* STATED EXERCISE: Work out how many lines in the entries contain the string "șase", and give nothing but that number.

* RECORDS SHOWN:
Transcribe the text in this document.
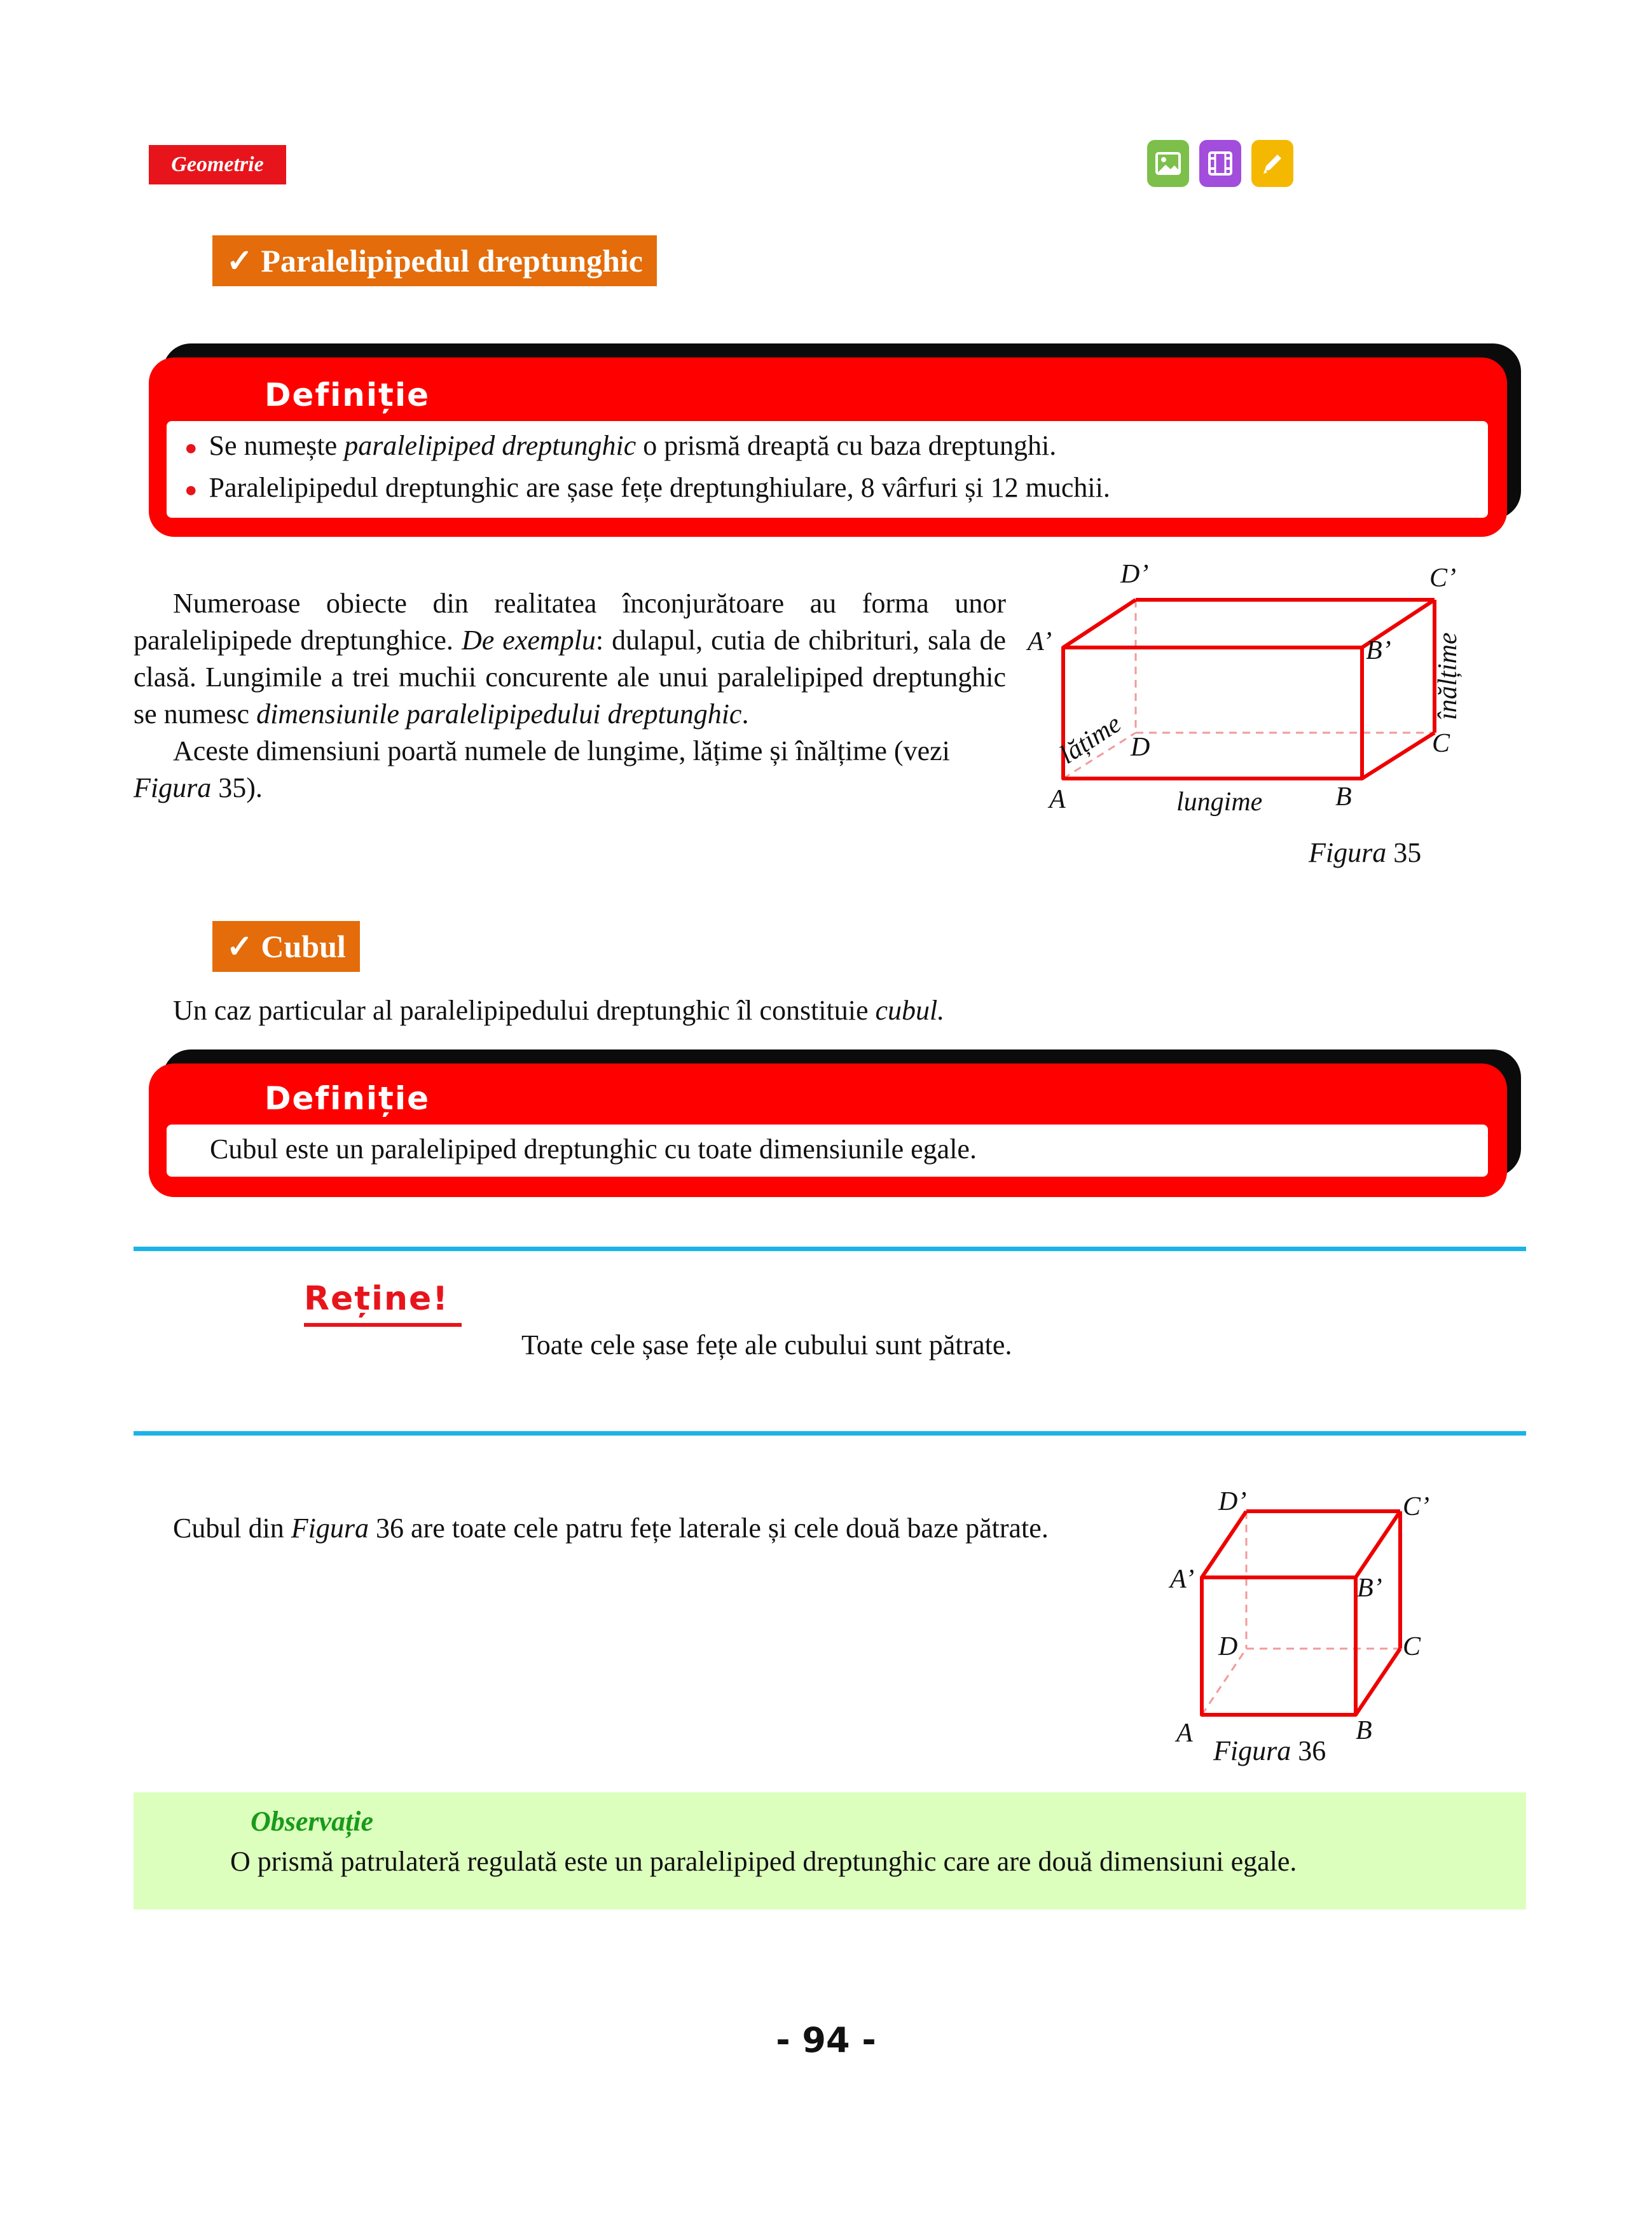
Geometrie
✓ Paralelipipedul dreptunghic
Definiție
● Se numește paralelipiped dreptunghic o prismă dreaptă cu baza dreptunghi.
● Paralelipipedul dreptunghic are șase fețe dreptunghiulare, 8 vârfuri și 12 muchii.
Numeroase obiecte din realitatea înconjurătoare au forma unor paralelipipede dreptunghice. De exemplu: dulapul, cutia de chibrituri, sala de clasă. Lungimile a trei muchii concurente ale unui paralelipiped dreptunghic se numesc dimensiunile paralelipipedului dreptunghic.
Aceste dimensiuni poartă numele de lungime, lățime și înălțime (vezi Figura 35).	A	B
C
D
A’	B’
C’
D’
lungime
lățime
înălțime
Figura 35
✓ Cubul
Un caz particular al paralelipipedului dreptunghic îl constituie cubul.
Definiție
Cubul este un paralelipiped dreptunghic cu toate dimensiunile egale.
Reține!
Toate cele șase fețe ale cubului sunt pătrate.
Cubul din Figura 36 are toate cele patru fețe laterale și cele două baze pătrate.
A	B
C
D
A’	B’
C’
D’
Figura 36
Observație
O prismă patrulateră regulată este un paralelipiped dreptunghic care are două dimensiuni egale.
- 94 -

* SOLUTION TO THIS EXERCISE: 2